> _Brief_:
Gather every line from the entries below that includes "ländlichen".

> _Dataset entries_:
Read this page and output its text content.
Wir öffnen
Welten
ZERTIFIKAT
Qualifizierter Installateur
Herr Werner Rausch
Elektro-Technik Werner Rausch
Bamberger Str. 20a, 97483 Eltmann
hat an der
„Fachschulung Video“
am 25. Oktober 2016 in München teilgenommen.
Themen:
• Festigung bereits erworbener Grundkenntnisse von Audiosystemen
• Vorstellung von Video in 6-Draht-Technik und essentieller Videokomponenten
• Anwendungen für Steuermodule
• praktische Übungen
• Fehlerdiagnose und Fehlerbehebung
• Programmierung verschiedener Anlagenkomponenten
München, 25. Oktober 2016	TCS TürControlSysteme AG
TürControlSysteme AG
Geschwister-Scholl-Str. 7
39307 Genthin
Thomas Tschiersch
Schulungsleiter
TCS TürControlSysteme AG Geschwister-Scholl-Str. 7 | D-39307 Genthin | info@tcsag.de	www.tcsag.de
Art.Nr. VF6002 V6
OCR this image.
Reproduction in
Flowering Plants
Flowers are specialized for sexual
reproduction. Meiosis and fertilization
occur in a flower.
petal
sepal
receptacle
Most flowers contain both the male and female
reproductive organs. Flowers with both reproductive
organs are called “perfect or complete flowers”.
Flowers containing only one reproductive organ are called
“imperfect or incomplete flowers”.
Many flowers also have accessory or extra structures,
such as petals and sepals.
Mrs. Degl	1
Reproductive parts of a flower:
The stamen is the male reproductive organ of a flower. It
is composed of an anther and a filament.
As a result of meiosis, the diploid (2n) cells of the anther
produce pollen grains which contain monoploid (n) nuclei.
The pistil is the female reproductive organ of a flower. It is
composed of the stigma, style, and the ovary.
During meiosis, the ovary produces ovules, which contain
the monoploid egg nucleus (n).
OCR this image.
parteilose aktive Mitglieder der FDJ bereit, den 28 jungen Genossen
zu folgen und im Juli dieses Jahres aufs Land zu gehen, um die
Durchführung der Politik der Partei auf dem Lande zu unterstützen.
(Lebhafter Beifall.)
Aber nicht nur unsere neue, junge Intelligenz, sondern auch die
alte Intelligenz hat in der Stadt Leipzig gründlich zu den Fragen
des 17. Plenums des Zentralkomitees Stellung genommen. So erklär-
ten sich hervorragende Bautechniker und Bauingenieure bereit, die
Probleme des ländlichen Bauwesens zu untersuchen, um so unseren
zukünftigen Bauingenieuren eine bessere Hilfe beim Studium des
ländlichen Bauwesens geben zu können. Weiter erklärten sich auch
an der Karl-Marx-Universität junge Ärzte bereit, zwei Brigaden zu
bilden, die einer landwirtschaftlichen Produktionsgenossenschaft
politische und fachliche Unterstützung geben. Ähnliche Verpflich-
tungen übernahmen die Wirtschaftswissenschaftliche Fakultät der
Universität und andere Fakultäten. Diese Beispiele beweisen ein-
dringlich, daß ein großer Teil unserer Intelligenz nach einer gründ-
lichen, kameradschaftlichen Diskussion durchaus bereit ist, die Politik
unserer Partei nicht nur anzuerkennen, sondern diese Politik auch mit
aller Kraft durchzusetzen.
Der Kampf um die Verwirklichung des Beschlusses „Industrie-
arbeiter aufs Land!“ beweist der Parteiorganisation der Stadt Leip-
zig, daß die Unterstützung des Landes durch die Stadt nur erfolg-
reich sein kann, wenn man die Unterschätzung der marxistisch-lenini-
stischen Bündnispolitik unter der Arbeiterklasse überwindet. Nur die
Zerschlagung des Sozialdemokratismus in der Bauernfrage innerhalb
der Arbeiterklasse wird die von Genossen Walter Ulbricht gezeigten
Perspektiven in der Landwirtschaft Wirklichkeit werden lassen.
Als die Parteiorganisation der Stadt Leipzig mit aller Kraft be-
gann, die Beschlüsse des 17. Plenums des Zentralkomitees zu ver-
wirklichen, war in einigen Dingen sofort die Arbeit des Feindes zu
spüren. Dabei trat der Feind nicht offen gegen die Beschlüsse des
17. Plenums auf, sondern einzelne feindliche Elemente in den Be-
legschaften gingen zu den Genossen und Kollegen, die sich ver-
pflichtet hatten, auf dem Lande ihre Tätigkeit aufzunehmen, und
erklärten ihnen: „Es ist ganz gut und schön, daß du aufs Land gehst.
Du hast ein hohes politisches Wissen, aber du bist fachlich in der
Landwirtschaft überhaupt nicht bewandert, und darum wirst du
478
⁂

> _Exercise response_:
Probleme des ländlichen Bauwesens zu untersuchen, um so unseren
ländlichen Bauwesens geben zu können. Weiter erklärten sich auch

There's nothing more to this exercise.